● Job:
Repeat every line of the material, character for character.
*** Records provided
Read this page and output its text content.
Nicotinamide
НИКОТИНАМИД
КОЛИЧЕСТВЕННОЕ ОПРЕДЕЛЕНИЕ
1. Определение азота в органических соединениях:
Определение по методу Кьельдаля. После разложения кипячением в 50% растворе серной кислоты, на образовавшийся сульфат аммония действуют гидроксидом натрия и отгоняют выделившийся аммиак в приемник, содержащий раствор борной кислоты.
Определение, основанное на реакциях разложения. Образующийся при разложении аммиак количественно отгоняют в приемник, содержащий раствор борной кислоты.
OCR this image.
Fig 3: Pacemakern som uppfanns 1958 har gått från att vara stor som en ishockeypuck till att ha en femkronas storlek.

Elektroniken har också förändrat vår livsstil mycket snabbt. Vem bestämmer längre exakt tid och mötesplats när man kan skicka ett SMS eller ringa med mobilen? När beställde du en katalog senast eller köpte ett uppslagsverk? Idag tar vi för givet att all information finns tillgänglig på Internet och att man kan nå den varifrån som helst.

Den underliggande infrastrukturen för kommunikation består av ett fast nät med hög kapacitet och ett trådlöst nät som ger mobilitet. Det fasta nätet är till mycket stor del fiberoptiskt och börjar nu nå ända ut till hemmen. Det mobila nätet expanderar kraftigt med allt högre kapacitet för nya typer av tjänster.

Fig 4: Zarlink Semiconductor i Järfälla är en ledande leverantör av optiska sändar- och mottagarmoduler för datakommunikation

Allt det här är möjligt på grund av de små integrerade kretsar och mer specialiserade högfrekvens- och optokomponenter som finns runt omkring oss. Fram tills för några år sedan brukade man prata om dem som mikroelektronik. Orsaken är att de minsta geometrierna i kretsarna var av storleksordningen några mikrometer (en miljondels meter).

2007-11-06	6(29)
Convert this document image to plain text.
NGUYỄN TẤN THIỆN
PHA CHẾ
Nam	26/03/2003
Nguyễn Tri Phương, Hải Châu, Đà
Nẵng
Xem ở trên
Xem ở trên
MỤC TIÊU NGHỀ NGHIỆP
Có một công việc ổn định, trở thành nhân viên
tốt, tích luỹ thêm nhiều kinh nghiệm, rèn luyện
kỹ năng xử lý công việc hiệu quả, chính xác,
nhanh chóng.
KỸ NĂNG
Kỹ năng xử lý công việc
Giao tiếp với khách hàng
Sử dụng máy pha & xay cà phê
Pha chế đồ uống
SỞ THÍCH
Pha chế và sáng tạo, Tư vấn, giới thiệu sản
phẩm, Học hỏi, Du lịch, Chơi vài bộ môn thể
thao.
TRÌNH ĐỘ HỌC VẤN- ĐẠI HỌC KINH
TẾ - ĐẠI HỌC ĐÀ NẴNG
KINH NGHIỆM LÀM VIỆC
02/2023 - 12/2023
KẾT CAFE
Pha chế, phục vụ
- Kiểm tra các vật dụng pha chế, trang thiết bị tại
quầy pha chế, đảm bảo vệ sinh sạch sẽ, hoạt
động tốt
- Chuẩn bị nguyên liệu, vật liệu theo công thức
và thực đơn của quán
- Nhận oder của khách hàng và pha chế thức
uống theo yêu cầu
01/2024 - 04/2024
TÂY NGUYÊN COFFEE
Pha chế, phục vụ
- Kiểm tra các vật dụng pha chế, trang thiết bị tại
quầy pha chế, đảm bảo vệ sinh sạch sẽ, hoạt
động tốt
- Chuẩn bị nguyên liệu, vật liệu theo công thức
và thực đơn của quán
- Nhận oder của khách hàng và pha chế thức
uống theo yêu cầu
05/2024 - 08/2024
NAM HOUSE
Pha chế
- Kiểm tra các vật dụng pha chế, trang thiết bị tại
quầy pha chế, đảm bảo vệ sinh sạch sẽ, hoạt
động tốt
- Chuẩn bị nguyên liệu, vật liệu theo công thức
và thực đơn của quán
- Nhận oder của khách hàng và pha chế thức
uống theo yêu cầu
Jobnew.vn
******
● The response:
Read this page and output its text content.
Nicotinamide
НИКОТИНАМИД
КОЛИЧЕСТВЕННОЕ ОПРЕДЕЛЕНИЕ
1. Определение азота в органических соединениях:
Определение по методу Кьельдаля. После разложения кипячением в 50% растворе серной кислоты, на образовавшийся сульфат аммония действуют гидроксидом натрия и отгоняют выделившийся аммиак в приемник, содержащий раствор борной кислоты.
Определение, основанное на реакциях разложения. Образующийся при разложении аммиак количественно отгоняют в приемник, содержащий раствор борной кислоты.
OCR this image.
Fig 3: Pacemakern som uppfanns 1958 har gått från att vara stor som en ishockeypuck till att ha en femkronas storlek.

Elektroniken har också förändrat vår livsstil mycket snabbt. Vem bestämmer längre exakt tid och mötesplats när man kan skicka ett SMS eller ringa med mobilen? När beställde du en katalog senast eller köpte ett uppslagsverk? Idag tar vi för givet att all information finns tillgänglig på Internet och att man kan nå den varifrån som helst.

Den underliggande infrastrukturen för kommunikation består av ett fast nät med hög kapacitet och ett trådlöst nät som ger mobilitet. Det fasta nätet är till mycket stor del fiberoptiskt och börjar nu nå ända ut till hemmen. Det mobila nätet expanderar kraftigt med allt högre kapacitet för nya typer av tjänster.

Fig 4: Zarlink Semiconductor i Järfälla är en ledande leverantör av optiska sändar- och mottagarmoduler för datakommunikation

Allt det här är möjligt på grund av de små integrerade kretsar och mer specialiserade högfrekvens- och optokomponenter som finns runt omkring oss. Fram tills för några år sedan brukade man prata om dem som mikroelektronik. Orsaken är att de minsta geometrierna i kretsarna var av storleksordningen några mikrometer (en miljondels meter).

2007-11-06	6(29)
Convert this document image to plain text.
NGUYỄN TẤN THIỆN
PHA CHẾ
Nam	26/03/2003
Nguyễn Tri Phương, Hải Châu, Đà
Nẵng
Xem ở trên
Xem ở trên
MỤC TIÊU NGHỀ NGHIỆP
Có một công việc ổn định, trở thành nhân viên
tốt, tích luỹ thêm nhiều kinh nghiệm, rèn luyện
kỹ năng xử lý công việc hiệu quả, chính xác,
nhanh chóng.
KỸ NĂNG
Kỹ năng xử lý công việc
Giao tiếp với khách hàng
Sử dụng máy pha & xay cà phê
Pha chế đồ uống
SỞ THÍCH
Pha chế và sáng tạo, Tư vấn, giới thiệu sản
phẩm, Học hỏi, Du lịch, Chơi vài bộ môn thể
thao.
TRÌNH ĐỘ HỌC VẤN- ĐẠI HỌC KINH
TẾ - ĐẠI HỌC ĐÀ NẴNG
KINH NGHIỆM LÀM VIỆC
02/2023 - 12/2023
KẾT CAFE
Pha chế, phục vụ
- Kiểm tra các vật dụng pha chế, trang thiết bị tại
quầy pha chế, đảm bảo vệ sinh sạch sẽ, hoạt
động tốt
- Chuẩn bị nguyên liệu, vật liệu theo công thức
và thực đơn của quán
- Nhận oder của khách hàng và pha chế thức
uống theo yêu cầu
01/2024 - 04/2024
TÂY NGUYÊN COFFEE
Pha chế, phục vụ
- Kiểm tra các vật dụng pha chế, trang thiết bị tại
quầy pha chế, đảm bảo vệ sinh sạch sẽ, hoạt
động tốt
- Chuẩn bị nguyên liệu, vật liệu theo công thức
và thực đơn của quán
- Nhận oder của khách hàng và pha chế thức
uống theo yêu cầu
05/2024 - 08/2024
NAM HOUSE
Pha chế
- Kiểm tra các vật dụng pha chế, trang thiết bị tại
quầy pha chế, đảm bảo vệ sinh sạch sẽ, hoạt
động tốt
- Chuẩn bị nguyên liệu, vật liệu theo công thức
và thực đơn của quán
- Nhận oder của khách hàng và pha chế thức
uống theo yêu cầu
Jobnew.vn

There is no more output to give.